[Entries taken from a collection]
┄┄┄┄┄┄┄┄┄┄┄┄┄┄┄┄┄┄┄┄
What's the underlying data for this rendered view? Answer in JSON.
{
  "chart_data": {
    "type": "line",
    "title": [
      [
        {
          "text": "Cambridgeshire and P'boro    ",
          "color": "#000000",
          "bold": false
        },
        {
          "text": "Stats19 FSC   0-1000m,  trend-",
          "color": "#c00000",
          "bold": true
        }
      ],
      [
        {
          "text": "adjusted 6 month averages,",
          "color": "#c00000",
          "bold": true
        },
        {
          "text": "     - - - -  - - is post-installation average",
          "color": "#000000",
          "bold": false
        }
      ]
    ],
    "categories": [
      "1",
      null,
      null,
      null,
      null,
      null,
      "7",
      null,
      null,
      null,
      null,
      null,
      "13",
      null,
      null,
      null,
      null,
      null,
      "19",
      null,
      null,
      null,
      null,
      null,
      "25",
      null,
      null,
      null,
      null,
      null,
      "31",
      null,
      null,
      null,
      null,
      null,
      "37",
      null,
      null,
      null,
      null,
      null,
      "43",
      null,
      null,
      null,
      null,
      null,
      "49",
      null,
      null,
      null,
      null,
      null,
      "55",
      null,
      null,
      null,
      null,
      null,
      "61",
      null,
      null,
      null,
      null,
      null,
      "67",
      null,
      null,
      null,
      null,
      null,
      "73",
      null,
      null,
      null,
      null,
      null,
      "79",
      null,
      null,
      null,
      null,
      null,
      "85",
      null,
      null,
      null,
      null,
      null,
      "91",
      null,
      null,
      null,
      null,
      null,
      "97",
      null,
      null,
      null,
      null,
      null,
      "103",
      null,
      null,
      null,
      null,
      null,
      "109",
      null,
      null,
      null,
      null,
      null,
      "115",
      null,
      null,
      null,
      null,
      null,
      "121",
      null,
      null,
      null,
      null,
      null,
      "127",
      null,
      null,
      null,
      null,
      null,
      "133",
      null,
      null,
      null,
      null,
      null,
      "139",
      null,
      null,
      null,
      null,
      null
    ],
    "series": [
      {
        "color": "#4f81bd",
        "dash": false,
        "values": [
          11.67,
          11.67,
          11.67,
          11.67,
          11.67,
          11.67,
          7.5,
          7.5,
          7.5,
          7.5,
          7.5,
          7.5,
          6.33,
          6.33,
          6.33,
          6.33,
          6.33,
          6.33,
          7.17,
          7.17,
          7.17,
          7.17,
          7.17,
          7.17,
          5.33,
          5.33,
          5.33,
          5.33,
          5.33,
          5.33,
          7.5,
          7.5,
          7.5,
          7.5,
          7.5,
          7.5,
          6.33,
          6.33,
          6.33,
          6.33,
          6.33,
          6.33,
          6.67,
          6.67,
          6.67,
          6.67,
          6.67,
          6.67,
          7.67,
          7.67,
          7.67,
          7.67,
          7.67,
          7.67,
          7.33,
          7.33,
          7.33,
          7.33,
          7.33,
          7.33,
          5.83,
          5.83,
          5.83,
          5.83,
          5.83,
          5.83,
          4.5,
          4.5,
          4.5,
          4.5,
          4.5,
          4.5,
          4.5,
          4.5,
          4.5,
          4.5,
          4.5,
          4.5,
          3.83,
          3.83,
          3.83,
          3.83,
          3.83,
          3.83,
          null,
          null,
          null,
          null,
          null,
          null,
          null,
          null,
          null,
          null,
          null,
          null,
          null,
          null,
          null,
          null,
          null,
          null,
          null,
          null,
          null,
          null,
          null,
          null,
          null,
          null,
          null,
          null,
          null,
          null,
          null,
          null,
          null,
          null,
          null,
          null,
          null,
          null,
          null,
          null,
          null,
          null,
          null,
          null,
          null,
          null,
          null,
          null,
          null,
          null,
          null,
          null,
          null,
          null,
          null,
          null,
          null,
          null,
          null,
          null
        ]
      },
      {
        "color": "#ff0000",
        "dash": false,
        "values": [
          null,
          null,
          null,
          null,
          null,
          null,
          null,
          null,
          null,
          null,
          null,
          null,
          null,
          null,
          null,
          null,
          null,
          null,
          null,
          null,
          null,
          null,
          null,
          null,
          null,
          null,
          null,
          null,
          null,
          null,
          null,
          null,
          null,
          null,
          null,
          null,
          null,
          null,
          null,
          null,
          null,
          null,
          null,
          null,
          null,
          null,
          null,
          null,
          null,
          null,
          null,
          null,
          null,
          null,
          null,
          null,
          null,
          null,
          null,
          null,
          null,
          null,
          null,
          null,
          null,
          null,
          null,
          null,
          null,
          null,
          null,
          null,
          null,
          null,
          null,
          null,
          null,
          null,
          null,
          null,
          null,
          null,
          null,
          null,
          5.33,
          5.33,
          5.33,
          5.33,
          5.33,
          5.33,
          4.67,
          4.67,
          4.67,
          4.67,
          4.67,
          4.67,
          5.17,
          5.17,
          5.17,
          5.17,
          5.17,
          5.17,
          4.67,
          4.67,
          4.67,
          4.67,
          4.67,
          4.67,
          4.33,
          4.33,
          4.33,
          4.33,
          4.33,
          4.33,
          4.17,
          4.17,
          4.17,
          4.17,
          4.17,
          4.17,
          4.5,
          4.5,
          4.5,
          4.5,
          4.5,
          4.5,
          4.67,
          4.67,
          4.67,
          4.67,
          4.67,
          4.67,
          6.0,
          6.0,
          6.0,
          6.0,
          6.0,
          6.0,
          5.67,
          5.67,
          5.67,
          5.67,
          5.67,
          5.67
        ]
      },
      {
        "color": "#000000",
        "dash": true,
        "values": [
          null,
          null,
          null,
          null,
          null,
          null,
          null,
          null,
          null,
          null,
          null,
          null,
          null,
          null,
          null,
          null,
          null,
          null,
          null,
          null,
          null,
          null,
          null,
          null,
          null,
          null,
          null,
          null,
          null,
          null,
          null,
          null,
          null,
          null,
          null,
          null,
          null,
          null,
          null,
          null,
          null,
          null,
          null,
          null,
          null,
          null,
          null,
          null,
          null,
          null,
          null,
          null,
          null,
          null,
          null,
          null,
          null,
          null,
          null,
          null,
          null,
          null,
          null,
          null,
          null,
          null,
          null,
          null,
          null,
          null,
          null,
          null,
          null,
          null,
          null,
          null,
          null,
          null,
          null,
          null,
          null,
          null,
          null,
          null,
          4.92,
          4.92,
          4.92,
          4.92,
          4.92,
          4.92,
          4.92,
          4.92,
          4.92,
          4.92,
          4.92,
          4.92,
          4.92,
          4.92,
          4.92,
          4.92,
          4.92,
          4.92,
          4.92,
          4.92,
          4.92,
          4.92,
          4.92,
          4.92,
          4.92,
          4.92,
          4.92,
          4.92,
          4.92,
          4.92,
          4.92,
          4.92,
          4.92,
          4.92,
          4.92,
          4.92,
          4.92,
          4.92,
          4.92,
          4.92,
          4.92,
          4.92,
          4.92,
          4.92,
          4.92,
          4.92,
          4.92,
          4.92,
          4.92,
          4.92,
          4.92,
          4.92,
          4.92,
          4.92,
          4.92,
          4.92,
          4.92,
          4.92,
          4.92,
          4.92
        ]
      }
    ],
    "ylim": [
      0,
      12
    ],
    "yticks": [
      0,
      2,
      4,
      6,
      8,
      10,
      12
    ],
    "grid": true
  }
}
┄┄┄┄┄┄┄┄┄┄┄┄┄┄┄┄┄┄┄┄
All of the data needs to be reproduced exactly, with no line missing.

### Written answer
What's the underlying data for this rendered view? Answer in JSON.
{
  "chart_data": {
    "type": "line",
    "title": [
      [
        {
          "text": "Cambridgeshire and P'boro    ",
          "color": "#000000",
          "bold": false
        },
        {
          "text": "Stats19 FSC   0-1000m,  trend-",
          "color": "#c00000",
          "bold": true
        }
      ],
      [
        {
          "text": "adjusted 6 month averages,",
          "color": "#c00000",
          "bold": true
        },
        {
          "text": "     - - - -  - - is post-installation average",
          "color": "#000000",
          "bold": false
        }
      ]
    ],
    "categories": [
      "1",
      null,
      null,
      null,
      null,
      null,
      "7",
      null,
      null,
      null,
      null,
      null,
      "13",
      null,
      null,
      null,
      null,
      null,
      "19",
      null,
      null,
      null,
      null,
      null,
      "25",
      null,
      null,
      null,
      null,
      null,
      "31",
      null,
      null,
      null,
      null,
      null,
      "37",
      null,
      null,
      null,
      null,
      null,
      "43",
      null,
      null,
      null,
      null,
      null,
      "49",
      null,
      null,
      null,
      null,
      null,
      "55",
      null,
      null,
      null,
      null,
      null,
      "61",
      null,
      null,
      null,
      null,
      null,
      "67",
      null,
      null,
      null,
      null,
      null,
      "73",
      null,
      null,
      null,
      null,
      null,
      "79",
      null,
      null,
      null,
      null,
      null,
      "85",
      null,
      null,
      null,
      null,
      null,
      "91",
      null,
      null,
      null,
      null,
      null,
      "97",
      null,
      null,
      null,
      null,
      null,
      "103",
      null,
      null,
      null,
      null,
      null,
      "109",
      null,
      null,
      null,
      null,
      null,
      "115",
      null,
      null,
      null,
      null,
      null,
      "121",
      null,
      null,
      null,
      null,
      null,
      "127",
      null,
      null,
      null,
      null,
      null,
      "133",
      null,
      null,
      null,
      null,
      null,
      "139",
      null,
      null,
      null,
      null,
      null
    ],
    "series": [
      {
        "color": "#4f81bd",
        "dash": false,
        "values": [
          11.67,
          11.67,
          11.67,
          11.67,
          11.67,
          11.67,
          7.5,
          7.5,
          7.5,
          7.5,
          7.5,
          7.5,
          6.33,
          6.33,
          6.33,
          6.33,
          6.33,
          6.33,
          7.17,
          7.17,
          7.17,
          7.17,
          7.17,
          7.17,
          5.33,
          5.33,
          5.33,
          5.33,
          5.33,
          5.33,
          7.5,
          7.5,
          7.5,
          7.5,
          7.5,
          7.5,
          6.33,
          6.33,
          6.33,
          6.33,
          6.33,
          6.33,
          6.67,
          6.67,
          6.67,
          6.67,
          6.67,
          6.67,
          7.67,
          7.67,
          7.67,
          7.67,
          7.67,
          7.67,
          7.33,
          7.33,
          7.33,
          7.33,
          7.33,
          7.33,
          5.83,
          5.83,
          5.83,
          5.83,
          5.83,
          5.83,
          4.5,
          4.5,
          4.5,
          4.5,
          4.5,
          4.5,
          4.5,
          4.5,
          4.5,
          4.5,
          4.5,
          4.5,
          3.83,
          3.83,
          3.83,
          3.83,
          3.83,
          3.83,
          null,
          null,
          null,
          null,
          null,
          null,
          null,
          null,
          null,
          null,
          null,
          null,
          null,
          null,
          null,
          null,
          null,
          null,
          null,
          null,
          null,
          null,
          null,
          null,
          null,
          null,
          null,
          null,
          null,
          null,
          null,
          null,
          null,
          null,
          null,
          null,
          null,
          null,
          null,
          null,
          null,
          null,
          null,
          null,
          null,
          null,
          null,
          null,
          null,
          null,
          null,
          null,
          null,
          null,
          null,
          null,
          null,
          null,
          null,
          null
        ]
      },
      {
        "color": "#ff0000",
        "dash": false,
        "values": [
          null,
          null,
          null,
          null,
          null,
          null,
          null,
          null,
          null,
          null,
          null,
          null,
          null,
          null,
          null,
          null,
          null,
          null,
          null,
          null,
          null,
          null,
          null,
          null,
          null,
          null,
          null,
          null,
          null,
          null,
          null,
          null,
          null,
          null,
          null,
          null,
          null,
          null,
          null,
          null,
          null,
          null,
          null,
          null,
          null,
          null,
          null,
          null,
          null,
          null,
          null,
          null,
          null,
          null,
          null,
          null,
          null,
          null,
          null,
          null,
          null,
          null,
          null,
          null,
          null,
          null,
          null,
          null,
          null,
          null,
          null,
          null,
          null,
          null,
          null,
          null,
          null,
          null,
          null,
          null,
          null,
          null,
          null,
          null,
          5.33,
          5.33,
          5.33,
          5.33,
          5.33,
          5.33,
          4.67,
          4.67,
          4.67,
          4.67,
          4.67,
          4.67,
          5.17,
          5.17,
          5.17,
          5.17,
          5.17,
          5.17,
          4.67,
          4.67,
          4.67,
          4.67,
          4.67,
          4.67,
          4.33,
          4.33,
          4.33,
          4.33,
          4.33,
          4.33,
          4.17,
          4.17,
          4.17,
          4.17,
          4.17,
          4.17,
          4.5,
          4.5,
          4.5,
          4.5,
          4.5,
          4.5,
          4.67,
          4.67,
          4.67,
          4.67,
          4.67,
          4.67,
          6.0,
          6.0,
          6.0,
          6.0,
          6.0,
          6.0,
          5.67,
          5.67,
          5.67,
          5.67,
          5.67,
          5.67
        ]
      },
      {
        "color": "#000000",
        "dash": true,
        "values": [
          null,
          null,
          null,
          null,
          null,
          null,
          null,
          null,
          null,
          null,
          null,
          null,
          null,
          null,
          null,
          null,
          null,
          null,
          null,
          null,
          null,
          null,
          null,
          null,
          null,
          null,
          null,
          null,
          null,
          null,
          null,
          null,
          null,
          null,
          null,
          null,
          null,
          null,
          null,
          null,
          null,
          null,
          null,
          null,
          null,
          null,
          null,
          null,
          null,
          null,
          null,
          null,
          null,
          null,
          null,
          null,
          null,
          null,
          null,
          null,
          null,
          null,
          null,
          null,
          null,
          null,
          null,
          null,
          null,
          null,
          null,
          null,
          null,
          null,
          null,
          null,
          null,
          null,
          null,
          null,
          null,
          null,
          null,
          null,
          4.92,
          4.92,
          4.92,
          4.92,
          4.92,
          4.92,
          4.92,
          4.92,
          4.92,
          4.92,
          4.92,
          4.92,
          4.92,
          4.92,
          4.92,
          4.92,
          4.92,
          4.92,
          4.92,
          4.92,
          4.92,
          4.92,
          4.92,
          4.92,
          4.92,
          4.92,
          4.92,
          4.92,
          4.92,
          4.92,
          4.92,
          4.92,
          4.92,
          4.92,
          4.92,
          4.92,
          4.92,
          4.92,
          4.92,
          4.92,
          4.92,
          4.92,
          4.92,
          4.92,
          4.92,
          4.92,
          4.92,
          4.92,
          4.92,
          4.92,
          4.92,
          4.92,
          4.92,
          4.92,
          4.92,
          4.92,
          4.92,
          4.92,
          4.92,
          4.92
        ]
      }
    ],
    "ylim": [
      0,
      12
    ],
    "yticks": [
      0,
      2,
      4,
      6,
      8,
      10,
      12
    ],
    "grid": true
  }
}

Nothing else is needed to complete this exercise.